# start of ENTRIES PROVIDED

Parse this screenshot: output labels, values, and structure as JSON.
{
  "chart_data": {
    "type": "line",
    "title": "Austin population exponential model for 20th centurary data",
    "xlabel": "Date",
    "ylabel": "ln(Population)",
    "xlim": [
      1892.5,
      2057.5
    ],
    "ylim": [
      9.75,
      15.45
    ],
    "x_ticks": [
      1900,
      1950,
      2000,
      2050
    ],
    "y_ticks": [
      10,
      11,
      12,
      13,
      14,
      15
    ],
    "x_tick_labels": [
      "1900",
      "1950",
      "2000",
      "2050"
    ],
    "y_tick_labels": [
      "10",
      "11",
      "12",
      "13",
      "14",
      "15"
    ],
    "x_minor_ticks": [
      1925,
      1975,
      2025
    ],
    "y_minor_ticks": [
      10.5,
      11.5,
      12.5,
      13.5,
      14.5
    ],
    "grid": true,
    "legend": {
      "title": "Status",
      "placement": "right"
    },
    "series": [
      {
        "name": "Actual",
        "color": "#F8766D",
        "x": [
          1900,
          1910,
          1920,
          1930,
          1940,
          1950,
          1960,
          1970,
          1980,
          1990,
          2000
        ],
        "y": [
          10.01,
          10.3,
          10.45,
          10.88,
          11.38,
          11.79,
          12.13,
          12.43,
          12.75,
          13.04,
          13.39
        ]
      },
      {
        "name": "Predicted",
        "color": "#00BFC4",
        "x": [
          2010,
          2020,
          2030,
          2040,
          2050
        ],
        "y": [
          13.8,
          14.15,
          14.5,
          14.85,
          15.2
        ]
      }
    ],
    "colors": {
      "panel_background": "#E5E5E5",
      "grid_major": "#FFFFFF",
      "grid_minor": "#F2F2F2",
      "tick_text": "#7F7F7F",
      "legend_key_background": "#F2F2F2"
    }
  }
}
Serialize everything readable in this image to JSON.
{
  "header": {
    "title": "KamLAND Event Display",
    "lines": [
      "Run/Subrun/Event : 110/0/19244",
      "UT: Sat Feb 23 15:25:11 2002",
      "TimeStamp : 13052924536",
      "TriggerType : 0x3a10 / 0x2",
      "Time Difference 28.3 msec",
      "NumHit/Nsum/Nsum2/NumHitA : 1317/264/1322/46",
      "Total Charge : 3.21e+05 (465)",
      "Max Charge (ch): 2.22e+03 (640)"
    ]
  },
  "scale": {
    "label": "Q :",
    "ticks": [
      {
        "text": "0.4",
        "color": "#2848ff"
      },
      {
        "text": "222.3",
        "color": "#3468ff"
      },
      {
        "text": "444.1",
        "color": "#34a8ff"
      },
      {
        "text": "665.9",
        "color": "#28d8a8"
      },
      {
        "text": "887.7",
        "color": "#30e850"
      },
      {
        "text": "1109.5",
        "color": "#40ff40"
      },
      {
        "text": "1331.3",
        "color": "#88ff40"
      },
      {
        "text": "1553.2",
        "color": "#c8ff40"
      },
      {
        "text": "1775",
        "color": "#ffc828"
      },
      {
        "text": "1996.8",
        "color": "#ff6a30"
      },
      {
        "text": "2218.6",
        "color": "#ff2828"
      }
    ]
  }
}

# end of ENTRIES PROVIDED

■ WHAT TO DO ■
Transcribe all entries exactly as they are given.

■ ANSWER TO THE PROBLEM ■
Parse this screenshot: output labels, values, and structure as JSON.
{
  "chart_data": {
    "type": "line",
    "title": "Austin population exponential model for 20th centurary data",
    "xlabel": "Date",
    "ylabel": "ln(Population)",
    "xlim": [
      1892.5,
      2057.5
    ],
    "ylim": [
      9.75,
      15.45
    ],
    "x_ticks": [
      1900,
      1950,
      2000,
      2050
    ],
    "y_ticks": [
      10,
      11,
      12,
      13,
      14,
      15
    ],
    "x_tick_labels": [
      "1900",
      "1950",
      "2000",
      "2050"
    ],
    "y_tick_labels": [
      "10",
      "11",
      "12",
      "13",
      "14",
      "15"
    ],
    "x_minor_ticks": [
      1925,
      1975,
      2025
    ],
    "y_minor_ticks": [
      10.5,
      11.5,
      12.5,
      13.5,
      14.5
    ],
    "grid": true,
    "legend": {
      "title": "Status",
      "placement": "right"
    },
    "series": [
      {
        "name": "Actual",
        "color": "#F8766D",
        "x": [
          1900,
          1910,
          1920,
          1930,
          1940,
          1950,
          1960,
          1970,
          1980,
          1990,
          2000
        ],
        "y": [
          10.01,
          10.3,
          10.45,
          10.88,
          11.38,
          11.79,
          12.13,
          12.43,
          12.75,
          13.04,
          13.39
        ]
      },
      {
        "name": "Predicted",
        "color": "#00BFC4",
        "x": [
          2010,
          2020,
          2030,
          2040,
          2050
        ],
        "y": [
          13.8,
          14.15,
          14.5,
          14.85,
          15.2
        ]
      }
    ],
    "colors": {
      "panel_background": "#E5E5E5",
      "grid_major": "#FFFFFF",
      "grid_minor": "#F2F2F2",
      "tick_text": "#7F7F7F",
      "legend_key_background": "#F2F2F2"
    }
  }
}
Serialize everything readable in this image to JSON.
{
  "header": {
    "title": "KamLAND Event Display",
    "lines": [
      "Run/Subrun/Event : 110/0/19244",
      "UT: Sat Feb 23 15:25:11 2002",
      "TimeStamp : 13052924536",
      "TriggerType : 0x3a10 / 0x2",
      "Time Difference 28.3 msec",
      "NumHit/Nsum/Nsum2/NumHitA : 1317/264/1322/46",
      "Total Charge : 3.21e+05 (465)",
      "Max Charge (ch): 2.22e+03 (640)"
    ]
  },
  "scale": {
    "label": "Q :",
    "ticks": [
      {
        "text": "0.4",
        "color": "#2848ff"
      },
      {
        "text": "222.3",
        "color": "#3468ff"
      },
      {
        "text": "444.1",
        "color": "#34a8ff"
      },
      {
        "text": "665.9",
        "color": "#28d8a8"
      },
      {
        "text": "887.7",
        "color": "#30e850"
      },
      {
        "text": "1109.5",
        "color": "#40ff40"
      },
      {
        "text": "1331.3",
        "color": "#88ff40"
      },
      {
        "text": "1553.2",
        "color": "#c8ff40"
      },
      {
        "text": "1775",
        "color": "#ffc828"
      },
      {
        "text": "1996.8",
        "color": "#ff6a30"
      },
      {
        "text": "2218.6",
        "color": "#ff2828"
      }
    ]
  }
}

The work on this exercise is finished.